Task statement:
Pull out every line below that holds the word "title".

Data entries for graphics:
────────────────

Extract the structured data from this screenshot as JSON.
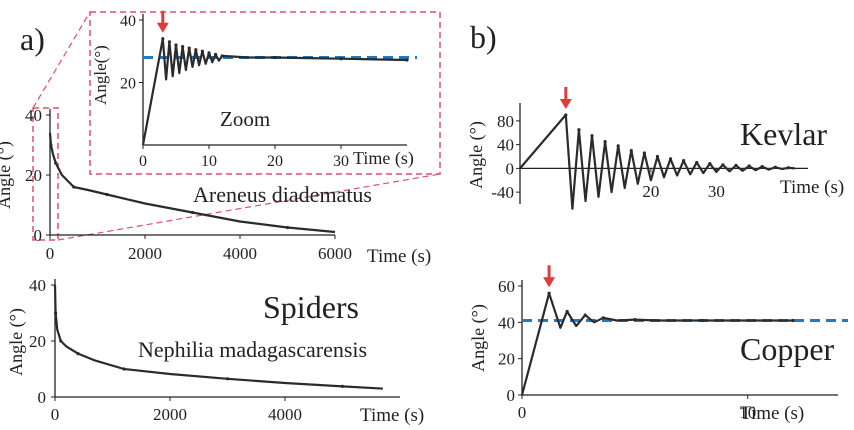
{
  "panel_labels": {
    "a": "a)",
    "b": "b)"
  },
  "colors": {
    "curve": "#2b2b2b",
    "arrow": "#e23a3a",
    "dashed": "#1f7ac8",
    "zoom_box": "#e0506a"
  },
  "chart_data": [
    {
      "id": "areneus",
      "type": "line",
      "annotation": "Areneus diadematus",
      "ylabel": "Angle (°)",
      "xlabel": "Time (s)",
      "xlim": [
        0,
        6000
      ],
      "ylim": [
        0,
        40
      ],
      "xticks": [
        0,
        2000,
        4000,
        6000
      ],
      "yticks": [
        0,
        20,
        40
      ],
      "series": [
        {
          "x": [
            0,
            20,
            60,
            120,
            250,
            500,
            800,
            1200,
            2000,
            3000,
            4000,
            5000,
            6000
          ],
          "y": [
            34,
            30,
            27,
            24,
            20,
            16,
            15,
            13.5,
            10.5,
            7.5,
            4.5,
            2.5,
            1
          ]
        }
      ]
    },
    {
      "id": "zoom",
      "type": "line",
      "annotation": "Zoom",
      "ylabel": "Angle(°)",
      "xlabel": "Time (s)",
      "xlim": [
        0,
        40
      ],
      "ylim": [
        0,
        40
      ],
      "xticks": [
        0,
        10,
        20,
        30
      ],
      "yticks": [
        20,
        40
      ],
      "reference_line": 28,
      "arrow_at_x": 3,
      "series": [
        {
          "x": [
            0,
            3,
            3.5,
            4,
            4.5,
            5,
            5.5,
            6,
            6.5,
            7,
            7.5,
            8,
            8.5,
            9,
            9.5,
            10,
            10.5,
            11,
            11.5,
            12,
            16,
            20,
            25,
            30,
            35,
            40
          ],
          "y": [
            0,
            34,
            21,
            33,
            22,
            32,
            23,
            31.5,
            24,
            31,
            25,
            30.5,
            25.5,
            30,
            26,
            29.5,
            26.5,
            29,
            27,
            28.5,
            28,
            28,
            27.8,
            27.6,
            27.4,
            27.2
          ]
        }
      ]
    },
    {
      "id": "nephilia",
      "type": "line",
      "annotation": "Nephilia madagascarensis",
      "title": "Spiders",
      "ylabel": "Angle (°)",
      "xlabel": "Time (s)",
      "xlim": [
        0,
        6000
      ],
      "ylim": [
        0,
        40
      ],
      "xticks": [
        0,
        2000,
        4000
      ],
      "yticks": [
        0,
        20,
        40
      ],
      "series": [
        {
          "x": [
            0,
            10,
            40,
            100,
            200,
            400,
            700,
            1200,
            2000,
            3000,
            4000,
            5000,
            5700
          ],
          "y": [
            40,
            30,
            24,
            20,
            18,
            15.5,
            13,
            10,
            8.2,
            6.5,
            5,
            3.8,
            3
          ]
        }
      ]
    },
    {
      "id": "kevlar",
      "type": "line",
      "title": "Kevlar",
      "ylabel": "Angle (°)",
      "xlabel": "Time (s)",
      "xlim": [
        0,
        44
      ],
      "ylim": [
        -60,
        100
      ],
      "xticks": [
        20,
        30
      ],
      "yticks": [
        -40,
        0,
        40,
        80
      ],
      "arrow_at_x": 7,
      "series": [
        {
          "x": [
            0,
            7,
            8,
            9,
            10,
            11,
            12,
            13,
            14,
            15,
            16,
            17,
            18,
            19,
            20,
            21,
            22,
            23,
            24,
            25,
            26,
            27,
            28,
            29,
            30,
            31,
            32,
            33,
            34,
            35,
            36,
            37,
            38,
            39,
            40,
            41,
            42
          ],
          "y": [
            0,
            90,
            -68,
            65,
            -55,
            55,
            -48,
            45,
            -40,
            38,
            -33,
            30,
            -26,
            26,
            -20,
            20,
            -15,
            16,
            -12,
            13,
            -10,
            10,
            -8,
            8,
            -6,
            6,
            -5,
            5,
            -4,
            4,
            -3,
            3,
            -2,
            2,
            -1,
            1,
            0
          ]
        }
      ]
    },
    {
      "id": "copper",
      "type": "line",
      "title": "Copper",
      "ylabel": "Angle (°)",
      "xlabel": "Time (s)",
      "xlim": [
        0,
        14
      ],
      "ylim": [
        0,
        60
      ],
      "xticks": [
        0,
        10
      ],
      "yticks": [
        0,
        20,
        40,
        60
      ],
      "reference_line": 41,
      "arrow_at_x": 1.2,
      "series": [
        {
          "x": [
            0,
            1.2,
            1.7,
            2.0,
            2.4,
            2.8,
            3.2,
            3.6,
            4.2,
            5,
            6,
            8,
            10,
            12
          ],
          "y": [
            0,
            56,
            37,
            46,
            38,
            44,
            40,
            42.5,
            41,
            41.5,
            41,
            41,
            41,
            41
          ]
        }
      ]
    }
  ]
}
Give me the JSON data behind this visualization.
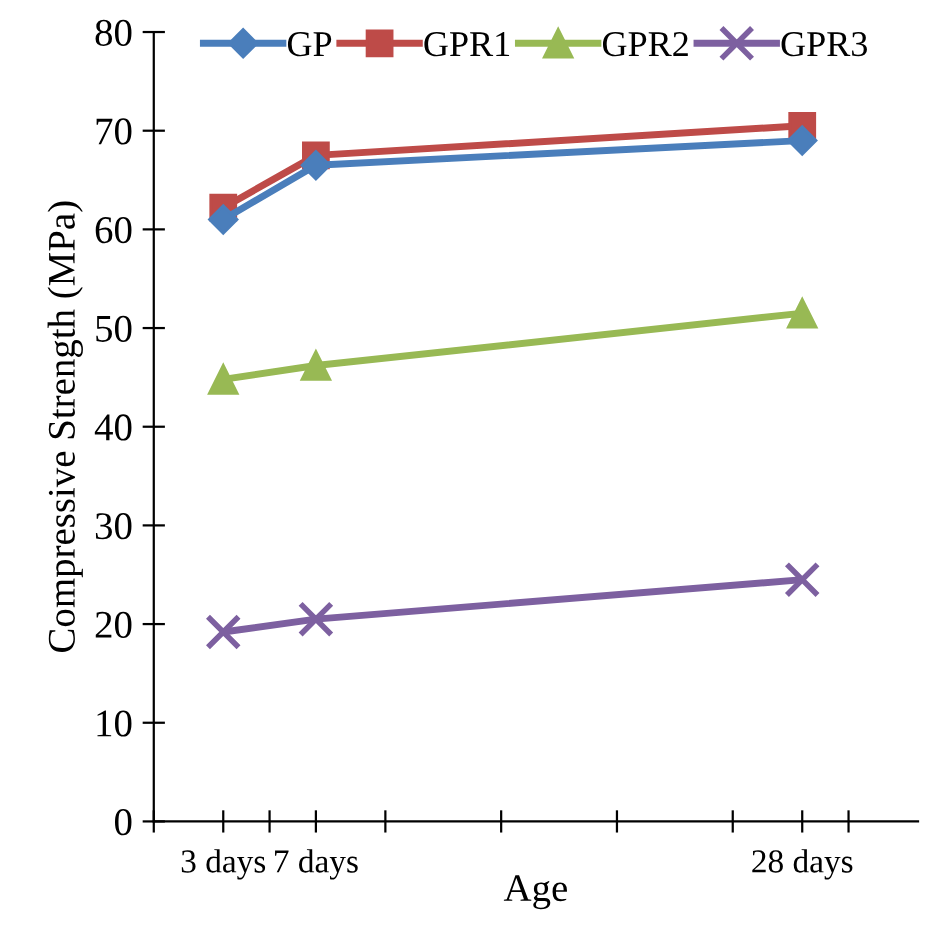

────────────────

Answer to the problem:
      "title": "Spiders",
      "title": "Kevlar",
      "title": "Copper",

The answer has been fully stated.